[Records from a data source]

╭──

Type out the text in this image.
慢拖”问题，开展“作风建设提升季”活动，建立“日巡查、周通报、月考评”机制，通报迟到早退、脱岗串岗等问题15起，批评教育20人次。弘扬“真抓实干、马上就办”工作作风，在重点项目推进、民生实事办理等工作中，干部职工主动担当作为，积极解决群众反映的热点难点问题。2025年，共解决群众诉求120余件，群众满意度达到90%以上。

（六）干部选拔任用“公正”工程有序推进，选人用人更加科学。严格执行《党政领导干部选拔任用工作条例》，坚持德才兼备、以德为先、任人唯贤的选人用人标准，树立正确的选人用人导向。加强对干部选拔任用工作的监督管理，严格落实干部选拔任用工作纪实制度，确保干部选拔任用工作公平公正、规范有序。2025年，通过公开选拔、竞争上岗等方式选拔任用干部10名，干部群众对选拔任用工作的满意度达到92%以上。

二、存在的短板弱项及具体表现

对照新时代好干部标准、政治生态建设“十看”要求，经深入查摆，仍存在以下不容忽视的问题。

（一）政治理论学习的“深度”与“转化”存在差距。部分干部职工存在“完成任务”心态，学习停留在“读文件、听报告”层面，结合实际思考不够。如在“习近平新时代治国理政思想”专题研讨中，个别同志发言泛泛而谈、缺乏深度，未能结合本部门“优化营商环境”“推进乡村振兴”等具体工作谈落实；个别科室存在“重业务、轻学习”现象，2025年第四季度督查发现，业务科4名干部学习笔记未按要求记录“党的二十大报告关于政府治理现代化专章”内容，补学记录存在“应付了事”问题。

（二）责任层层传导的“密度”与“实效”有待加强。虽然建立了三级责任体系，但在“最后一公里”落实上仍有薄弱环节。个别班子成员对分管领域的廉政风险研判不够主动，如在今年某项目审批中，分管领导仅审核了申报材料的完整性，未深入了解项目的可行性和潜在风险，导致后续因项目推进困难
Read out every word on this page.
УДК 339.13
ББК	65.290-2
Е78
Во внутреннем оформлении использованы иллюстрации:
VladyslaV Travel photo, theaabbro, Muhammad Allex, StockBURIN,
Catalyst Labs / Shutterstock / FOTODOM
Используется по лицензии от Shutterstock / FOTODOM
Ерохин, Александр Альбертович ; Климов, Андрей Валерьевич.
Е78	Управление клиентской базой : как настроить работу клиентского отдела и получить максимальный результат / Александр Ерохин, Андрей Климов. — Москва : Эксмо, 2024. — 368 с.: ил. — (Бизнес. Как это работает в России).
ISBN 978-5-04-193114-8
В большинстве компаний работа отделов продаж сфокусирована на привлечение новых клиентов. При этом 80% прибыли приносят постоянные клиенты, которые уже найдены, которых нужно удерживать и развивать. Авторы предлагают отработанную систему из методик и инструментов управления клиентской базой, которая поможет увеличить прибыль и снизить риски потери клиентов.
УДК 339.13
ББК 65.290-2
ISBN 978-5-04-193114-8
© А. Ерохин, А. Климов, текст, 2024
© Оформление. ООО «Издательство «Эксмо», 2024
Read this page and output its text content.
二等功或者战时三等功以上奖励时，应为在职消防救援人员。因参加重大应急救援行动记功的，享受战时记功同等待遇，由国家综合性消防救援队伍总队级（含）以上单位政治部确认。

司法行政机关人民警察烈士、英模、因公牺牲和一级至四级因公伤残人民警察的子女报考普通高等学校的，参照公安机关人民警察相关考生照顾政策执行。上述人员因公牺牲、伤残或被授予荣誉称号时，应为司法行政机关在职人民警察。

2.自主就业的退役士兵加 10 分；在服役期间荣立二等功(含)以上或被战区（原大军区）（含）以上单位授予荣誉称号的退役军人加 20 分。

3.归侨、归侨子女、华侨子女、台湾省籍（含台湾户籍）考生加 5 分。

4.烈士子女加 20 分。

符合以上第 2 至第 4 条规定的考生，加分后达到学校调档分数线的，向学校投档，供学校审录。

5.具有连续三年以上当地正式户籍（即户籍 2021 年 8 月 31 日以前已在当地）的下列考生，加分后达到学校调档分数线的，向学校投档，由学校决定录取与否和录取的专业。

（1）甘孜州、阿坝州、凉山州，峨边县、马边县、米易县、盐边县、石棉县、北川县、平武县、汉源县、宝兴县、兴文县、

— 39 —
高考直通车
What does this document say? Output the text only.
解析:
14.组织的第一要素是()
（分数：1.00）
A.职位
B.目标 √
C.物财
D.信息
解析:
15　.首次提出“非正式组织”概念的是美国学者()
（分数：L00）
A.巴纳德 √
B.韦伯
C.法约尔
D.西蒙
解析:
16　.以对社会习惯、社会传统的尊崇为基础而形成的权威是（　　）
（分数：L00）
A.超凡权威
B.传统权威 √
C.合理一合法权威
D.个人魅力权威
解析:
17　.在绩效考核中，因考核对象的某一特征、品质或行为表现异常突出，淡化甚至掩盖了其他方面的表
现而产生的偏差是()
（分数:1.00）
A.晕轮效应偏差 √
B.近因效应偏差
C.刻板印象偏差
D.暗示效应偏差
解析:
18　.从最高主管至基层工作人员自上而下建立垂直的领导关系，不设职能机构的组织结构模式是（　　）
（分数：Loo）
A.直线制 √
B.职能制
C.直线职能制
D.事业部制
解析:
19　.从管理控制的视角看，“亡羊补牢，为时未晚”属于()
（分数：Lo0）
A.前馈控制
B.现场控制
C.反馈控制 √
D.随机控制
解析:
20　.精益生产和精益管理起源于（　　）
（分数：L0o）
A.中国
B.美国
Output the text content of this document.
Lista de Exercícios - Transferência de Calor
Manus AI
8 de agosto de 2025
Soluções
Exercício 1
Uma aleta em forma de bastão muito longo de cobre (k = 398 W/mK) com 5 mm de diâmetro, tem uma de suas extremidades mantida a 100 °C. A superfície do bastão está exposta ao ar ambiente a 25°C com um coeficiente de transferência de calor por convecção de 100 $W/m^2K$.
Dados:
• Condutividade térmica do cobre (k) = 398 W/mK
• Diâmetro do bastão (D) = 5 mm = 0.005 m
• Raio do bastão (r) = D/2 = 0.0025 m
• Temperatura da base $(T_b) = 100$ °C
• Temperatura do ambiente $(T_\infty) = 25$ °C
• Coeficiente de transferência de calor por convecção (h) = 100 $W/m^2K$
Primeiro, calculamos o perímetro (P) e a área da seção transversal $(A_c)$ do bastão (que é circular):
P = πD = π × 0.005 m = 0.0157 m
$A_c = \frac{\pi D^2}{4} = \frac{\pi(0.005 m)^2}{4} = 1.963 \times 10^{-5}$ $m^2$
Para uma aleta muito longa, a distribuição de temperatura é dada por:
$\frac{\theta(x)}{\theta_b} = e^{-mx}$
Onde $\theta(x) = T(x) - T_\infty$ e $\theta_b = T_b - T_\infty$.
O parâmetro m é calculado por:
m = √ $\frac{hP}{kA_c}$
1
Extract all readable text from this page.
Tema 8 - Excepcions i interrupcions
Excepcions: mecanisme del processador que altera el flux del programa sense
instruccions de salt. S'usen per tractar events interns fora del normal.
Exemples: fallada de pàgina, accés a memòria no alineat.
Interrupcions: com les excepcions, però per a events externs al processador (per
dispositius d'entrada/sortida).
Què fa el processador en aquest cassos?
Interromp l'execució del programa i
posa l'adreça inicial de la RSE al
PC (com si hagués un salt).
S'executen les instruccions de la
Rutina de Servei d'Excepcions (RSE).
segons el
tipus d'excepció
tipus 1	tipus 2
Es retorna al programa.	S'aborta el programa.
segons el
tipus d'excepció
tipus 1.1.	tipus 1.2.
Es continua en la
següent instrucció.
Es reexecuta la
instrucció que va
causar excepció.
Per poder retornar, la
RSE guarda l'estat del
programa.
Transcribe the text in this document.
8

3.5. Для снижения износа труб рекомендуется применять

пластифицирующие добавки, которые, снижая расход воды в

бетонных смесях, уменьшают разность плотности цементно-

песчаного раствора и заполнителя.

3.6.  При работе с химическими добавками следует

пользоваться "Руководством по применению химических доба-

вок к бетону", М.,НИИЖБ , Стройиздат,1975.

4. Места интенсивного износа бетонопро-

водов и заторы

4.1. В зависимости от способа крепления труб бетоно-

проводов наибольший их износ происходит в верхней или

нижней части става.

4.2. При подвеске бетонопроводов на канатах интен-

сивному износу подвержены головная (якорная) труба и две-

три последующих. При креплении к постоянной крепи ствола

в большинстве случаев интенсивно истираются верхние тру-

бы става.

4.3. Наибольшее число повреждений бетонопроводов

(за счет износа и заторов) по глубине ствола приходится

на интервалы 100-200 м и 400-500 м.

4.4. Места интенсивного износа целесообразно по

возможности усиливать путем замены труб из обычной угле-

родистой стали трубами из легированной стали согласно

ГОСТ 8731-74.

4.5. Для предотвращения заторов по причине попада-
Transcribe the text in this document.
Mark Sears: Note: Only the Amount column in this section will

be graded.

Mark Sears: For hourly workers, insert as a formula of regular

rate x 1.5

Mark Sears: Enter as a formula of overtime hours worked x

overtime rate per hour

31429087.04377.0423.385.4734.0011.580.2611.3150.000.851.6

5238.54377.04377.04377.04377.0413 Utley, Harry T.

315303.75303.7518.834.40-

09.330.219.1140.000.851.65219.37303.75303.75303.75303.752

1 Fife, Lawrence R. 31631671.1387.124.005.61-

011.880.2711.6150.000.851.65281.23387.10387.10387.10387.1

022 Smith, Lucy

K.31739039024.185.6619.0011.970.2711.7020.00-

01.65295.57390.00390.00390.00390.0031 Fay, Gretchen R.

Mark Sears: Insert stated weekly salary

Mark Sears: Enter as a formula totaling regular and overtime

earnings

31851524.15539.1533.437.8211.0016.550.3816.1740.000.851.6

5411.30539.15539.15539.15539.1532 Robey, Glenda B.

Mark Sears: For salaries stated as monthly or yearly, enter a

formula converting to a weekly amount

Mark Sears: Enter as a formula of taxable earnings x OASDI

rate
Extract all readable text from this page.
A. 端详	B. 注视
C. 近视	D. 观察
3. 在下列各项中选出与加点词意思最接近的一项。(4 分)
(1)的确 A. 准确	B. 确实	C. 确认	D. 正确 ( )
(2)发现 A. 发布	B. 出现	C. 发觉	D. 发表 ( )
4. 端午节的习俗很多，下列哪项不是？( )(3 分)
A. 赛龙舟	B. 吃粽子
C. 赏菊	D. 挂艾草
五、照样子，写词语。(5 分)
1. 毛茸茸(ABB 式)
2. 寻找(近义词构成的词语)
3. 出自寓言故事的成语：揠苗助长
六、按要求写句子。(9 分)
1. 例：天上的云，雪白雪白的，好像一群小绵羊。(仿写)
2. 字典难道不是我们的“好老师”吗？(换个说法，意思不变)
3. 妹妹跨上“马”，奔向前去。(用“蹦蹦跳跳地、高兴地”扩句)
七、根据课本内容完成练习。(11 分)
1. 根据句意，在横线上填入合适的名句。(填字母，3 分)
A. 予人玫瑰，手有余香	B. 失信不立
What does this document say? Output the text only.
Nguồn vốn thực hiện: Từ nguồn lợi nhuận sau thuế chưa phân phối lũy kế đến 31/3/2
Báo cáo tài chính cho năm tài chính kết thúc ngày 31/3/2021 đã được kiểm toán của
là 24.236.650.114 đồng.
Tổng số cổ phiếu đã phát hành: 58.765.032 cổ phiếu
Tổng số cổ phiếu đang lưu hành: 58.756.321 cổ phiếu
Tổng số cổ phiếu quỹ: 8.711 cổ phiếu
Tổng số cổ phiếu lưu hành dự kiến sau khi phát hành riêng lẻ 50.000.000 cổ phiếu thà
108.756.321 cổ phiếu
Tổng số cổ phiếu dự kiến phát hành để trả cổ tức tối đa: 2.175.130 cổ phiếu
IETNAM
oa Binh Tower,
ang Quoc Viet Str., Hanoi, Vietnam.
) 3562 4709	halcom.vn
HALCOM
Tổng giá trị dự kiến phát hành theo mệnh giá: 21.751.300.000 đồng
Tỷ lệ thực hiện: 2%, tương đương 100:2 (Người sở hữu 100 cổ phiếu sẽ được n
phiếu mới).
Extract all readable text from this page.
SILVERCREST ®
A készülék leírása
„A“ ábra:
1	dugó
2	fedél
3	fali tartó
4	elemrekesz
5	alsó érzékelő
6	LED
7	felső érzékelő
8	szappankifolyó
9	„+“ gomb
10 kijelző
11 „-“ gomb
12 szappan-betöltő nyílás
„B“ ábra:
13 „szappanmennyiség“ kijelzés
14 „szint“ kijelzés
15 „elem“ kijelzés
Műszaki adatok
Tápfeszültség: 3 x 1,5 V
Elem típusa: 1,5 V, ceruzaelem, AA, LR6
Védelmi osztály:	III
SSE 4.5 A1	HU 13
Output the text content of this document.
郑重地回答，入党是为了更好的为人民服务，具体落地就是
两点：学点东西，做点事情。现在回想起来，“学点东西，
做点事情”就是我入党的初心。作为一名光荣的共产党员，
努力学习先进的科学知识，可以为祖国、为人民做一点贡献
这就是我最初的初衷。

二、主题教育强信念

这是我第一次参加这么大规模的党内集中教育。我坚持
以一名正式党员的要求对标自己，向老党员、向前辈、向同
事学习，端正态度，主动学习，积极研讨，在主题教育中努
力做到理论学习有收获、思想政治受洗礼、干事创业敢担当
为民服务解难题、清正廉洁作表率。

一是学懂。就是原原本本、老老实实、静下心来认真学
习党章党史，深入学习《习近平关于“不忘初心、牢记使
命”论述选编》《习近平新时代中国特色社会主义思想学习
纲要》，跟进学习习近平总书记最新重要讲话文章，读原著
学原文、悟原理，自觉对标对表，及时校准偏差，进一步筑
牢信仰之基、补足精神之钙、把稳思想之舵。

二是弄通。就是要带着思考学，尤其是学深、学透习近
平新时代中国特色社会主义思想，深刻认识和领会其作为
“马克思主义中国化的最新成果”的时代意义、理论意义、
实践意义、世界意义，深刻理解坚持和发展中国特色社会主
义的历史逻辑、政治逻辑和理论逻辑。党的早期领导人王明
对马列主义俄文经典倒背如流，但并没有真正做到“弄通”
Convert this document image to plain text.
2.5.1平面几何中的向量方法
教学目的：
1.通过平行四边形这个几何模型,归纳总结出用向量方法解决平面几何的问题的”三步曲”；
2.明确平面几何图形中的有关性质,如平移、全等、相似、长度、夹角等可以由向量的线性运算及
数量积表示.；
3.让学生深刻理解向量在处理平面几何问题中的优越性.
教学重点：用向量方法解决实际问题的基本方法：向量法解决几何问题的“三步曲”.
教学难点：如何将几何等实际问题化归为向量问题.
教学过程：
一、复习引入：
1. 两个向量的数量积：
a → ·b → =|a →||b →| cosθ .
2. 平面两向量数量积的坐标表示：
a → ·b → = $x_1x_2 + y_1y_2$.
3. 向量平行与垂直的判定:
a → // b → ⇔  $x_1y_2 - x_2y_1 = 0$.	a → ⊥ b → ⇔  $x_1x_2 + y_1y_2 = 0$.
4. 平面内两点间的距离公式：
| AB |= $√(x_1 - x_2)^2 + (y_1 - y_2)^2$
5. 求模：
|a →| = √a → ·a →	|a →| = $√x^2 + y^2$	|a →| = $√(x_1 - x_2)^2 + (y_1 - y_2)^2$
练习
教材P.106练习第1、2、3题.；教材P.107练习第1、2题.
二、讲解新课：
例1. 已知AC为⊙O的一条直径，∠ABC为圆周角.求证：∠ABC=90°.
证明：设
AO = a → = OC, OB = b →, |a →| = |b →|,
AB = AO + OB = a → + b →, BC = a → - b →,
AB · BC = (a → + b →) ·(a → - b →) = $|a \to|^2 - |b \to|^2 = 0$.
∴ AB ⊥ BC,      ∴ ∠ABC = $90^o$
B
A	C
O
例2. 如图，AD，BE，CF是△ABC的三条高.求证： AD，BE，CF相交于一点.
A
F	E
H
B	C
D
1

╰──

WHAT TO PRODUCE: Across the data, tally the lines containing "infty" and give back the number alone.

ANSWER FOR THE TASK: 2